→ Action item:
Pull every line with the word "name" out of the entries below.

→ Materials provided:
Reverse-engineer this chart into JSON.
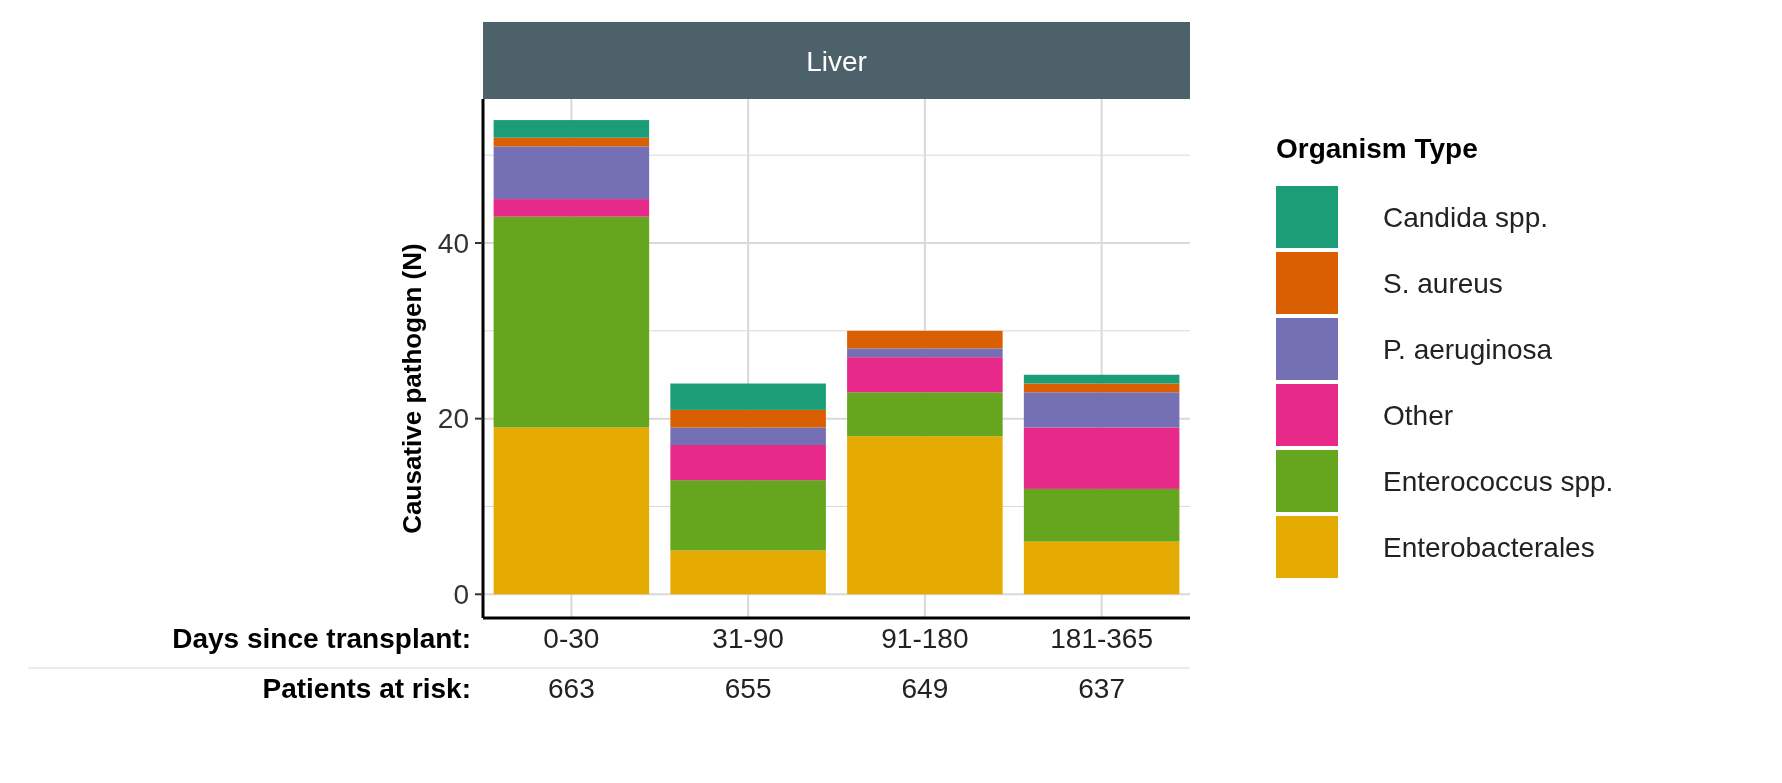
{
  "chart_data": {
    "type": "bar",
    "title": "Liver",
    "xlabel": "Days since transplant:",
    "ylabel": "Causative pathogen (N)",
    "legend_title": "Organism Type",
    "categories": [
      "0-30",
      "31-90",
      "91-180",
      "181-365"
    ],
    "stacked": true,
    "series": [
      {
        "name": "Enterobacterales",
        "color": "#e6ab02",
        "values": [
          19,
          5,
          18,
          6
        ]
      },
      {
        "name": "Enterococcus spp.",
        "color": "#66a61e",
        "values": [
          24,
          8,
          5,
          6
        ]
      },
      {
        "name": "Other",
        "color": "#e7298a",
        "values": [
          2,
          4,
          4,
          7
        ]
      },
      {
        "name": "P. aeruginosa",
        "color": "#7570b3",
        "values": [
          6,
          2,
          1,
          4
        ]
      },
      {
        "name": "S. aureus",
        "color": "#d95f02",
        "values": [
          1,
          2,
          2,
          1
        ]
      },
      {
        "name": "Candida spp.",
        "color": "#1b9e77",
        "values": [
          2,
          3,
          0,
          1
        ]
      }
    ],
    "ylim": [
      -2.7,
      56.4
    ],
    "yticks": [
      0,
      {
        "value": 10,
        "label": null
      },
      20,
      {
        "value": 30,
        "label": null
      },
      40,
      {
        "value": 50,
        "label": null
      }
    ],
    "grid": true,
    "legend": "right",
    "annotations": [
      "Patients at risk:",
      "663",
      "655",
      "649",
      "637"
    ]
  }
}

→ Answer for this exercise:
        "name": "Enterobacterales",
        "name": "Enterococcus spp.",
        "name": "Other",
        "name": "P. aeruginosa",
        "name": "S. aureus",
        "name": "Candida spp.",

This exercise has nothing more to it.